■ Brief:
What number of lines contain the word "flows"? Reply with the number and nothing else.

■ Records provided:

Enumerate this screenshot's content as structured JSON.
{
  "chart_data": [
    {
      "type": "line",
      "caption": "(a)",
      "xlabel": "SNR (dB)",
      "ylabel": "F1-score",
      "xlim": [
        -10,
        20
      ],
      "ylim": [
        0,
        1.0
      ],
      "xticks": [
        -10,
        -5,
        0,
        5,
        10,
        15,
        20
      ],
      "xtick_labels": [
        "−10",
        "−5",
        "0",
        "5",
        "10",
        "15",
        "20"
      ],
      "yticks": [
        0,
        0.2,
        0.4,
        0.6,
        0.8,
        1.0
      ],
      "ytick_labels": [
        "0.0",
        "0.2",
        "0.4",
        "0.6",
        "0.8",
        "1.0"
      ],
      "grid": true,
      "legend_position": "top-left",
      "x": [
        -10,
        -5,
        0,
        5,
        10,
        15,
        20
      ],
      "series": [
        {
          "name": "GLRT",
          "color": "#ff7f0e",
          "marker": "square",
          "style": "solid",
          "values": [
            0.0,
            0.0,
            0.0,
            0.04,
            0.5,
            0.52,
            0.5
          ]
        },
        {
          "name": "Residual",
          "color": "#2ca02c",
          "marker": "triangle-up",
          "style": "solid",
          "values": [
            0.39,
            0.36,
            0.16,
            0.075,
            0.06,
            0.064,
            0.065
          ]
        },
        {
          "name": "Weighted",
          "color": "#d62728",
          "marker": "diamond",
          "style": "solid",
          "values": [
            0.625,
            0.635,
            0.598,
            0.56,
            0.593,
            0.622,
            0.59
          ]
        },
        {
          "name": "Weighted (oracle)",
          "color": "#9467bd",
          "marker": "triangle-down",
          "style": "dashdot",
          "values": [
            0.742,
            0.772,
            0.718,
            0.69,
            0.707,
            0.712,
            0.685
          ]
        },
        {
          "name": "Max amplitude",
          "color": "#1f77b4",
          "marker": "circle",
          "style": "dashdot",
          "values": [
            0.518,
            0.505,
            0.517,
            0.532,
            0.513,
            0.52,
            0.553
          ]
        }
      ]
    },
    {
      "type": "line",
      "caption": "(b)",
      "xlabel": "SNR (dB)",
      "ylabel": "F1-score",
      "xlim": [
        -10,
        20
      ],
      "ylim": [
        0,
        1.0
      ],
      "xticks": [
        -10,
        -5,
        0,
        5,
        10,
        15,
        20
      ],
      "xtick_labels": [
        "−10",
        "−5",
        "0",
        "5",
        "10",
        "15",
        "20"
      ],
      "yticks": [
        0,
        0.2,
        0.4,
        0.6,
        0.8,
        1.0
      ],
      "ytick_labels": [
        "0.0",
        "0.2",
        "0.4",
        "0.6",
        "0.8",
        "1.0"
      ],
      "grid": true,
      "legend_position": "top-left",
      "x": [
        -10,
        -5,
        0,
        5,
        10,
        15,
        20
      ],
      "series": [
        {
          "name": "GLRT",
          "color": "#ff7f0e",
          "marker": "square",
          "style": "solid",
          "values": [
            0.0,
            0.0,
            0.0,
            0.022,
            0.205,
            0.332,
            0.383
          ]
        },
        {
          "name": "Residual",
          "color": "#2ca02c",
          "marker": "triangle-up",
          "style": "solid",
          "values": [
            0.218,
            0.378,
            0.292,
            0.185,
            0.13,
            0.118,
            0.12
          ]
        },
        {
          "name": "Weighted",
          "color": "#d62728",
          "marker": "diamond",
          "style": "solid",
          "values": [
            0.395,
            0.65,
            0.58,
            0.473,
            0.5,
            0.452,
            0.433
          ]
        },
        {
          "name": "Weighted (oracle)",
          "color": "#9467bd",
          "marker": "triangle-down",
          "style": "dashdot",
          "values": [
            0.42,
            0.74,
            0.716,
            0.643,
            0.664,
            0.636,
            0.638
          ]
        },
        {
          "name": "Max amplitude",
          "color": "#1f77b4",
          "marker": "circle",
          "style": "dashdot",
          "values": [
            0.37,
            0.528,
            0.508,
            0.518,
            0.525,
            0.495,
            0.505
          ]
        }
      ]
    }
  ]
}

...

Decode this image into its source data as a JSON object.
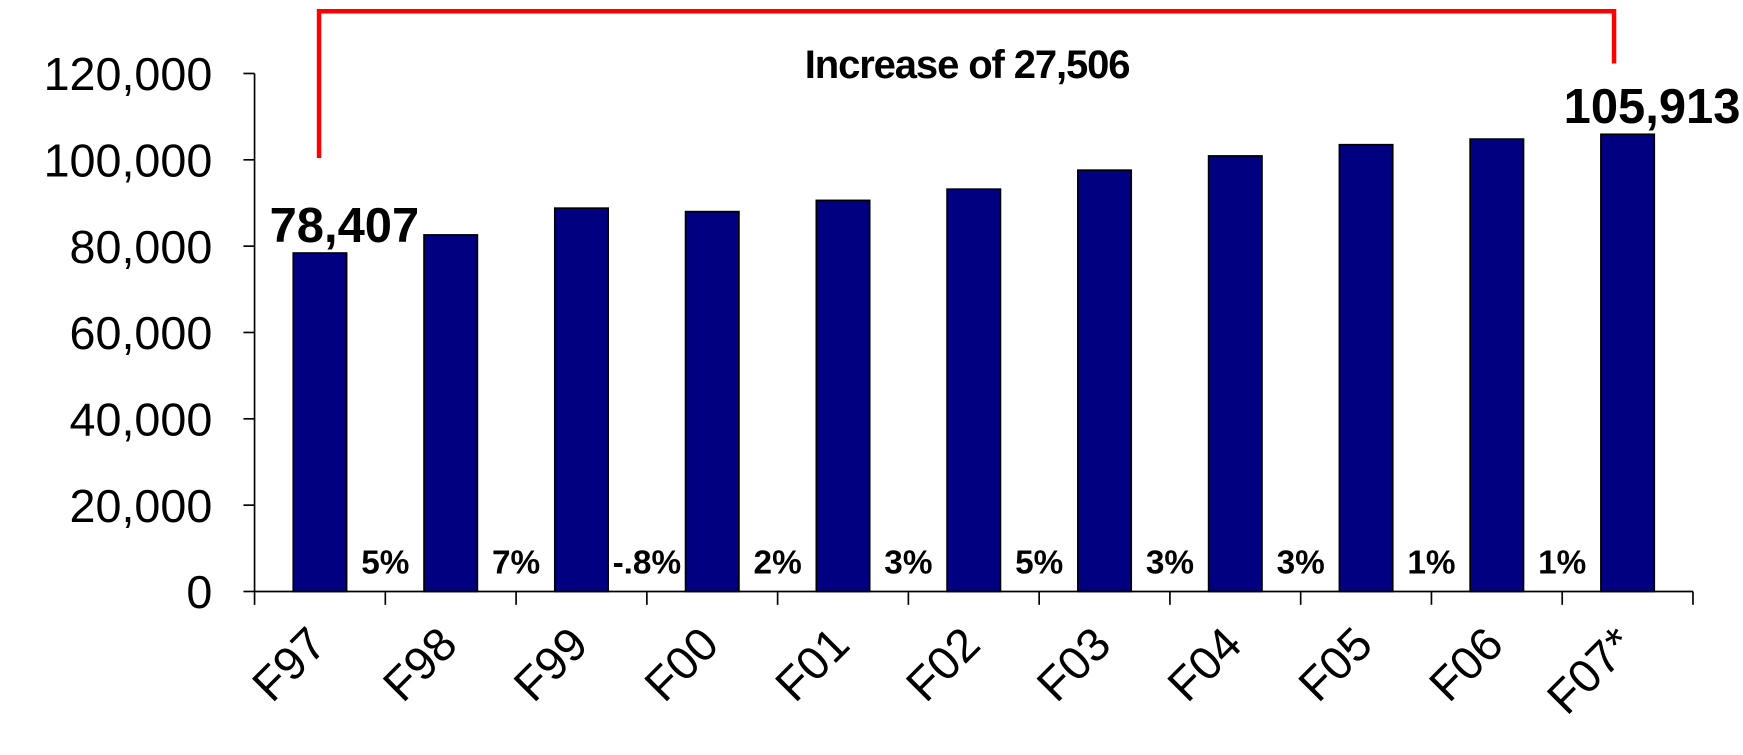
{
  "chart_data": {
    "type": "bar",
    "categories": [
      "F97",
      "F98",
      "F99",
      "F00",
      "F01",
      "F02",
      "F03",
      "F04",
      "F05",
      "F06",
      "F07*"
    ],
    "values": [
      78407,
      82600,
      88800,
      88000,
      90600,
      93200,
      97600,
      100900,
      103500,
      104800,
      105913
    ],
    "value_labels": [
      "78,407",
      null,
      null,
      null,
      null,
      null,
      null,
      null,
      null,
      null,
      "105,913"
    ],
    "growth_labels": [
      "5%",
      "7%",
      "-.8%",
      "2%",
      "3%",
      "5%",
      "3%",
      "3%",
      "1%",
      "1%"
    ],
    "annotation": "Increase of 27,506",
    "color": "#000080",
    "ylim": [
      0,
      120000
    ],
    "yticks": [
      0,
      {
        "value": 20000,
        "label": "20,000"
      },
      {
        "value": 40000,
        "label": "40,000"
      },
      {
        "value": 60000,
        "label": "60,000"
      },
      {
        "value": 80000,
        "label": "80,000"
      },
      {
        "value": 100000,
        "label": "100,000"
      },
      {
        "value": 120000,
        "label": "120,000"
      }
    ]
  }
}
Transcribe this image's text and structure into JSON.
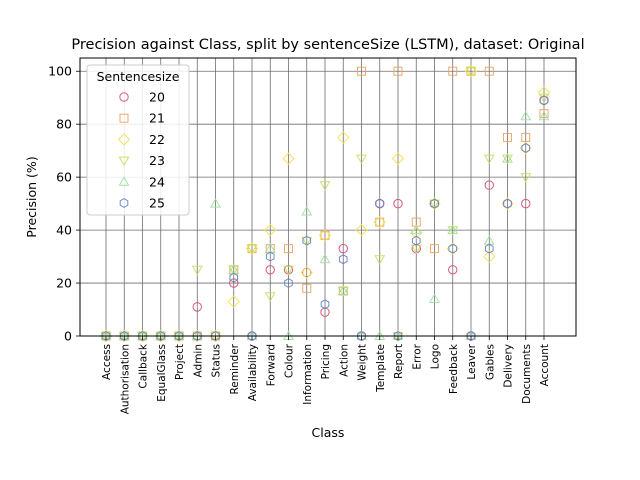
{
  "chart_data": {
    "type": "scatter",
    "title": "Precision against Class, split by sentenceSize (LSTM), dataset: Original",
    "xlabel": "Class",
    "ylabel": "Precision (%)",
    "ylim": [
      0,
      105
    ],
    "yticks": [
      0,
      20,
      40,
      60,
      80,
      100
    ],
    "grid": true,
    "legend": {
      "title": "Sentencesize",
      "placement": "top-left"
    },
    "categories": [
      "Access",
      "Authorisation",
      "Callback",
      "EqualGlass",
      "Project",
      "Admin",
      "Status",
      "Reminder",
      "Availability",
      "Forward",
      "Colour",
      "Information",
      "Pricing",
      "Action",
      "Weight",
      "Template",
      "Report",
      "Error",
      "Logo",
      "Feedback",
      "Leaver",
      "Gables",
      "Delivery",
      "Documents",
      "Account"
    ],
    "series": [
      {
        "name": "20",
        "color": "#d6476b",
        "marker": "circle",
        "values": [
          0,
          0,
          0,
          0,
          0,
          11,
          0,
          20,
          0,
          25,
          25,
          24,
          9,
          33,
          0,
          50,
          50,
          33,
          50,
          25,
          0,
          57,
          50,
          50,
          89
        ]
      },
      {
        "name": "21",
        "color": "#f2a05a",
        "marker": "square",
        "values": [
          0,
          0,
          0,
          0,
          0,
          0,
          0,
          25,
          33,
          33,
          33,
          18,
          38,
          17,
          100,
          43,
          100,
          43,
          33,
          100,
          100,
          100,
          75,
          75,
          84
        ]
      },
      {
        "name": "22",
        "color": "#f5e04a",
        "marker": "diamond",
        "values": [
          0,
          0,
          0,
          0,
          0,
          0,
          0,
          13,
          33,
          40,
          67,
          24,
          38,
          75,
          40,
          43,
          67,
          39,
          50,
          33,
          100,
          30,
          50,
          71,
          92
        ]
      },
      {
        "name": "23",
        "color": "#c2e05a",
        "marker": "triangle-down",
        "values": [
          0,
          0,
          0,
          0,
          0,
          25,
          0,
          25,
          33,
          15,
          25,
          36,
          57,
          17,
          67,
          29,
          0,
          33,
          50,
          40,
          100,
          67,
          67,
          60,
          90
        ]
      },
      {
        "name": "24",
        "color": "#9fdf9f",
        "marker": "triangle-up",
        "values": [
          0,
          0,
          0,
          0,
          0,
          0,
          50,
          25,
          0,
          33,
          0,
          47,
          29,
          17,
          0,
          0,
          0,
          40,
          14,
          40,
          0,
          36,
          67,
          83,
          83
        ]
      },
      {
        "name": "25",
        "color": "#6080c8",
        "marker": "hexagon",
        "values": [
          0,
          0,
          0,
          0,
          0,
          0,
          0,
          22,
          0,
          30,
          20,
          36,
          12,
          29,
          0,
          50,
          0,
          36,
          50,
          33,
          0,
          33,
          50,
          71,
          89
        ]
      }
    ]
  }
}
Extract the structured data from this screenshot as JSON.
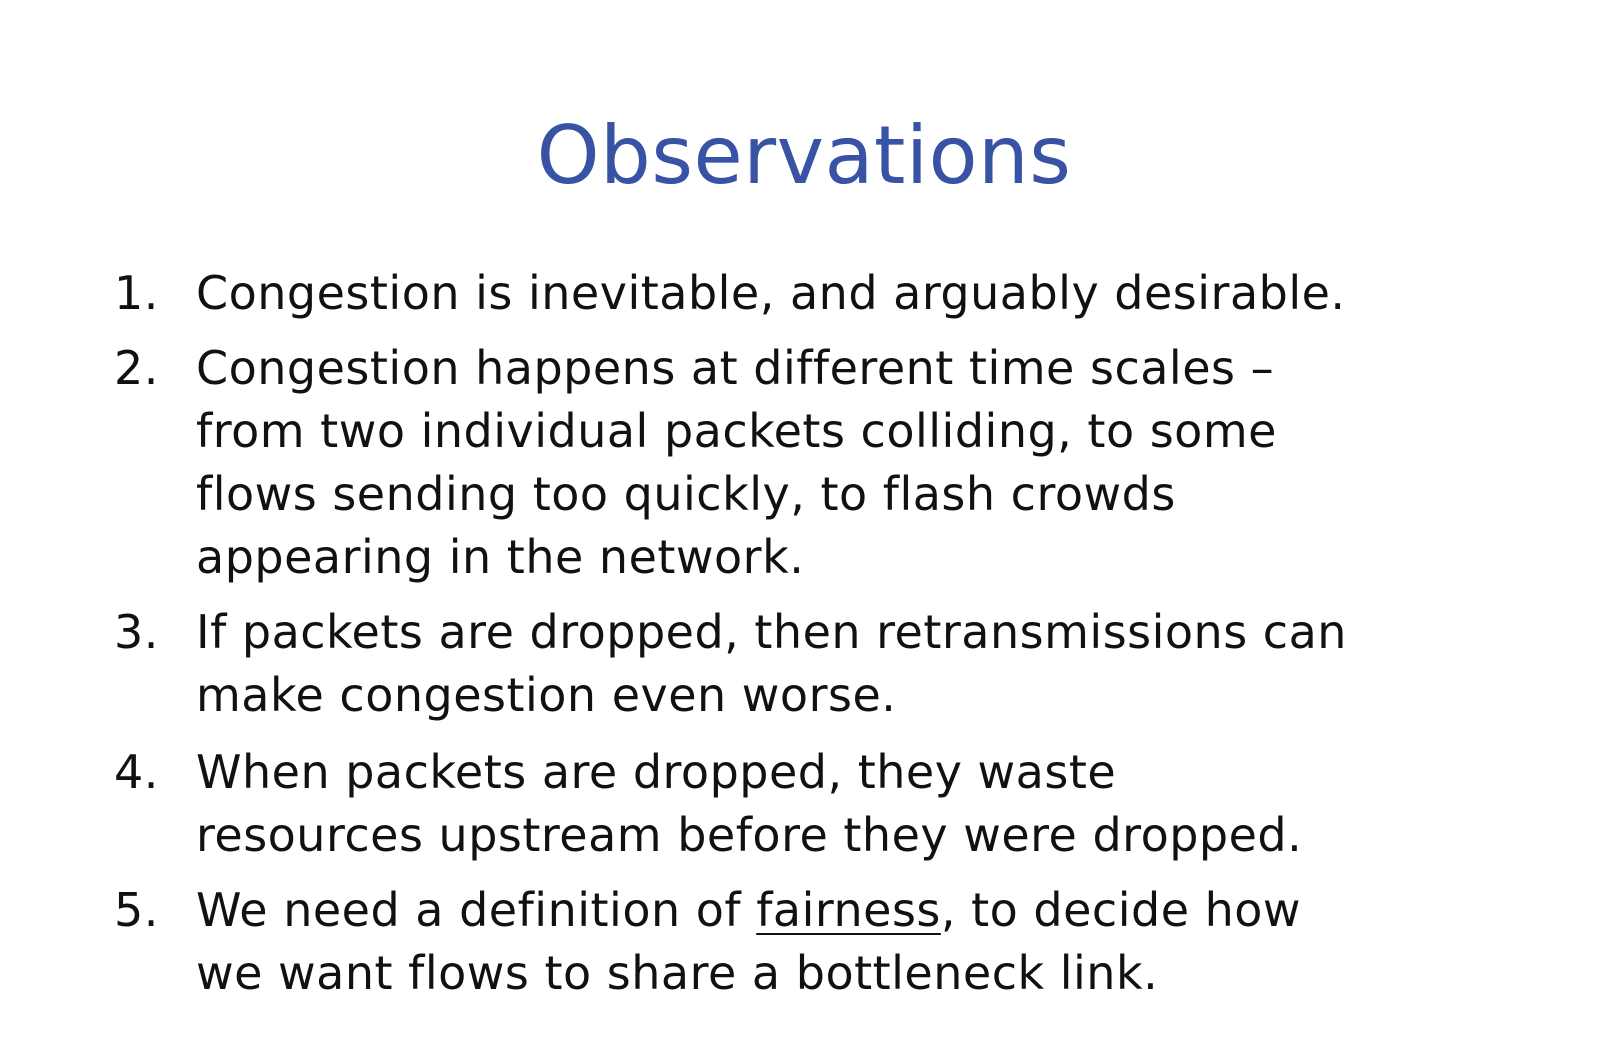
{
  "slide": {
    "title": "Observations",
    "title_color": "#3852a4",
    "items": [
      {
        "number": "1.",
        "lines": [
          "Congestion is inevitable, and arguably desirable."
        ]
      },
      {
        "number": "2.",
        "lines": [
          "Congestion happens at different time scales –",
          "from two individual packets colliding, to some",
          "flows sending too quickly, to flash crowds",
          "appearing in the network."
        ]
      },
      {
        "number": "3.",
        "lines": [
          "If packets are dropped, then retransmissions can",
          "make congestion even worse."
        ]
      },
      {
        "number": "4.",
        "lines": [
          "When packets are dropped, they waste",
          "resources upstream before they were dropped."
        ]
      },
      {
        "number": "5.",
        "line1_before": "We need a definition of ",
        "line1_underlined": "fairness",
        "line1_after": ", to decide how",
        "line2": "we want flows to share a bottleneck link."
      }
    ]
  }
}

■ Final result:
2